▸ **DATA LISTING**
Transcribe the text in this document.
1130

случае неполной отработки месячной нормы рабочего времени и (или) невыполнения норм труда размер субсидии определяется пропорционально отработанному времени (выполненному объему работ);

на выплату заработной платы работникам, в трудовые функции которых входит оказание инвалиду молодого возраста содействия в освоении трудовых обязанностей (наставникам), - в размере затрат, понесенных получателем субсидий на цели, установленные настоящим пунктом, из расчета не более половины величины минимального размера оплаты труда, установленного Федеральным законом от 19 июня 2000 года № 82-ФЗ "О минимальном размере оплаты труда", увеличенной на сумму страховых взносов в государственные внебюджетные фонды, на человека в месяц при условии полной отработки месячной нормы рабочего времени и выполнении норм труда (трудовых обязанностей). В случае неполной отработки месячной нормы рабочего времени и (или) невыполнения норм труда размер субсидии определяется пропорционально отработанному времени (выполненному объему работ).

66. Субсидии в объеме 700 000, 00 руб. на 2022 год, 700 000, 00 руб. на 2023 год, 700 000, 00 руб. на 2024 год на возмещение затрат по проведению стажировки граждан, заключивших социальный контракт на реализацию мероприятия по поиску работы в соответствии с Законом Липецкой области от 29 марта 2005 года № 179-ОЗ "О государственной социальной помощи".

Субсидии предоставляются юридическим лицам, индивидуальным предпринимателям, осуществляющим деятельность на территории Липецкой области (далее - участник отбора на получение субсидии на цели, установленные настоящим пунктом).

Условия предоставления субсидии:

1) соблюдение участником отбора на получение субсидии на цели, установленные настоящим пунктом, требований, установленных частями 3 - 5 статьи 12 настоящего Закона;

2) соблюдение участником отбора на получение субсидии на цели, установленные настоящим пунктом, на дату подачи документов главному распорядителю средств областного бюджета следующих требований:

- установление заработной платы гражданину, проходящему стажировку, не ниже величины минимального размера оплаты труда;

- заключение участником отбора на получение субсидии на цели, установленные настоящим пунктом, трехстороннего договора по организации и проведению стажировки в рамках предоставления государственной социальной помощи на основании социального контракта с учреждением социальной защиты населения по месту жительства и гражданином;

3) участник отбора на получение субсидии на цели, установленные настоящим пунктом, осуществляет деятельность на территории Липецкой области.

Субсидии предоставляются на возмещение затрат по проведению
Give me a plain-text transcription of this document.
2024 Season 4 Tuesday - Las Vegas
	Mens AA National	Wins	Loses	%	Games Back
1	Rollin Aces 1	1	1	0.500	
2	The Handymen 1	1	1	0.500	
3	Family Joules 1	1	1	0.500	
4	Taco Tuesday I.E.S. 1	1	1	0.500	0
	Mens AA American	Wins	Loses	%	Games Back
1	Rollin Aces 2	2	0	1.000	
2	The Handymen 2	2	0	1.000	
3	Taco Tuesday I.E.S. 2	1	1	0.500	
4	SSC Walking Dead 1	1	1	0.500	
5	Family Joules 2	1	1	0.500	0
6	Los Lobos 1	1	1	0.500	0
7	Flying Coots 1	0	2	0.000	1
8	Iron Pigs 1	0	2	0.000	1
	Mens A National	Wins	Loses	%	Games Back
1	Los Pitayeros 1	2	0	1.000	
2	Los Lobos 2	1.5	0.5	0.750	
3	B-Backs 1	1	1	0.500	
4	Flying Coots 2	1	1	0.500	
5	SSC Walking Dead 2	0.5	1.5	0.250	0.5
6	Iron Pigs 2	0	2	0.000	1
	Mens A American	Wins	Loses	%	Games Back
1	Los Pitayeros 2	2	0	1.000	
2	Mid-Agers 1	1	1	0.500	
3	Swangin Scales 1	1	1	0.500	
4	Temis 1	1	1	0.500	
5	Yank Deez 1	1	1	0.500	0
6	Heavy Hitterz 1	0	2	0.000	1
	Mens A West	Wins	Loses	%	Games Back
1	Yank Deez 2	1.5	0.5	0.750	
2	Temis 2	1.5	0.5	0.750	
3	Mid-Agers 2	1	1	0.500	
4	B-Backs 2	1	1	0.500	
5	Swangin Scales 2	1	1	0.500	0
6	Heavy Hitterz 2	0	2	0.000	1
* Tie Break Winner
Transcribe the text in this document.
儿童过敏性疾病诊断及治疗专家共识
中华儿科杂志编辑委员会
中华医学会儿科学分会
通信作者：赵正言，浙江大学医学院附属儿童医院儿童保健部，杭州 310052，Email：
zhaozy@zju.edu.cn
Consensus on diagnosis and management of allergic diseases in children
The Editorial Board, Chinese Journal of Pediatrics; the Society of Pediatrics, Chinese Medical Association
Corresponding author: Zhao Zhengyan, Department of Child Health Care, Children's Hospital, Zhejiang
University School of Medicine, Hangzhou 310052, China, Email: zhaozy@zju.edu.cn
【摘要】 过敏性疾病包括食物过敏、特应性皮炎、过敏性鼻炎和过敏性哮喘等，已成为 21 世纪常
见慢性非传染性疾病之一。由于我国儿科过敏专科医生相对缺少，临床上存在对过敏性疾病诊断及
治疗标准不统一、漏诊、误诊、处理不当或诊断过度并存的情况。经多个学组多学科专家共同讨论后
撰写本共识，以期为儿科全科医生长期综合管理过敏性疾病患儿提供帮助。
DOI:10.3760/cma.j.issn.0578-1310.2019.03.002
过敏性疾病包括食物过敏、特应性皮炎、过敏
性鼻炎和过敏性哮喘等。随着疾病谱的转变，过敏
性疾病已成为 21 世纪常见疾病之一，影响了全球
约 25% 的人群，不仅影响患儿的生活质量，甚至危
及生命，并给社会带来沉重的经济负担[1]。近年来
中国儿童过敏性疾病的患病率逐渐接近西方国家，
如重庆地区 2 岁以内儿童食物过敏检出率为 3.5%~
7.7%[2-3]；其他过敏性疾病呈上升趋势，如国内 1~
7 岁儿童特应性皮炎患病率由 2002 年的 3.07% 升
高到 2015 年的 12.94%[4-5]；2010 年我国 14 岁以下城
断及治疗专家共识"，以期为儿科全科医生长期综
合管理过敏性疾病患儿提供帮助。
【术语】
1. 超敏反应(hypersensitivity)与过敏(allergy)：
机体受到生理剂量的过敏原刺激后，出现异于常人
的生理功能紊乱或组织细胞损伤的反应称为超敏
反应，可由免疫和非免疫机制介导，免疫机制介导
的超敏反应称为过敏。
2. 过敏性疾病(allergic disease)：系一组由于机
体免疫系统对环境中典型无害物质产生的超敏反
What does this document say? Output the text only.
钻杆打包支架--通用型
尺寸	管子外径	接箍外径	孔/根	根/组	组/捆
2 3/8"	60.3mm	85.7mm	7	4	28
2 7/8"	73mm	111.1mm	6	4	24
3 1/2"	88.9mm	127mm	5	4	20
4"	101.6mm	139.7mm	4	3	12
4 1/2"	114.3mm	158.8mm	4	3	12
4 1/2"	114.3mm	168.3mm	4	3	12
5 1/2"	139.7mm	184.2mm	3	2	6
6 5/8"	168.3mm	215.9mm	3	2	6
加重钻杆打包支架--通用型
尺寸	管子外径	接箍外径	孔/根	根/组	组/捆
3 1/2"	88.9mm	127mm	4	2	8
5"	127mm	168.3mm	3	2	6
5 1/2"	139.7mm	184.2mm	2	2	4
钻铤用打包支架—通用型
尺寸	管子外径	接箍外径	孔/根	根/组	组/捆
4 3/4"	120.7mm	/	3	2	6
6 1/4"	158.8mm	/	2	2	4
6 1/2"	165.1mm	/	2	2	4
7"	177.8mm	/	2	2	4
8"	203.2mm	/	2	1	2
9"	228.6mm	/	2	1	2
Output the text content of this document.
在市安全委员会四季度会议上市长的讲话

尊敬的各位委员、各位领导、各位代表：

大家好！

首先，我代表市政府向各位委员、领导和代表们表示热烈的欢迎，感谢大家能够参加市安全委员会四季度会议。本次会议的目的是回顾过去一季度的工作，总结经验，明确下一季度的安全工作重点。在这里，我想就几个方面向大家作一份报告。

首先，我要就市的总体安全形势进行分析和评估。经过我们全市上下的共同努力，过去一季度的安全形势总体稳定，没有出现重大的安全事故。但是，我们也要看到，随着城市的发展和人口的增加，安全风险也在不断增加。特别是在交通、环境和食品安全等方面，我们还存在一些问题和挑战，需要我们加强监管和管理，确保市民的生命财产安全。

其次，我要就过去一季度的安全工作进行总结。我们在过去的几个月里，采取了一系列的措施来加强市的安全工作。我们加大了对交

▸ **PROMPT**
Starting at the line that contains "Output the text content of this document.", copy each line exactly through the end of the listing above. Include that first line and the last one, and add nothing.

▸ **SOLUTION TO THIS PROBLEM**
Output the text content of this document.
在市安全委员会四季度会议上市长的讲话

尊敬的各位委员、各位领导、各位代表：

大家好！

首先，我代表市政府向各位委员、领导和代表们表示热烈的欢迎，感谢大家能够参加市安全委员会四季度会议。本次会议的目的是回顾过去一季度的工作，总结经验，明确下一季度的安全工作重点。在这里，我想就几个方面向大家作一份报告。

首先，我要就市的总体安全形势进行分析和评估。经过我们全市上下的共同努力，过去一季度的安全形势总体稳定，没有出现重大的安全事故。但是，我们也要看到，随着城市的发展和人口的增加，安全风险也在不断增加。特别是在交通、环境和食品安全等方面，我们还存在一些问题和挑战，需要我们加强监管和管理，确保市民的生命财产安全。

其次，我要就过去一季度的安全工作进行总结。我们在过去的几个月里，采取了一系列的措施来加强市的安全工作。我们加大了对交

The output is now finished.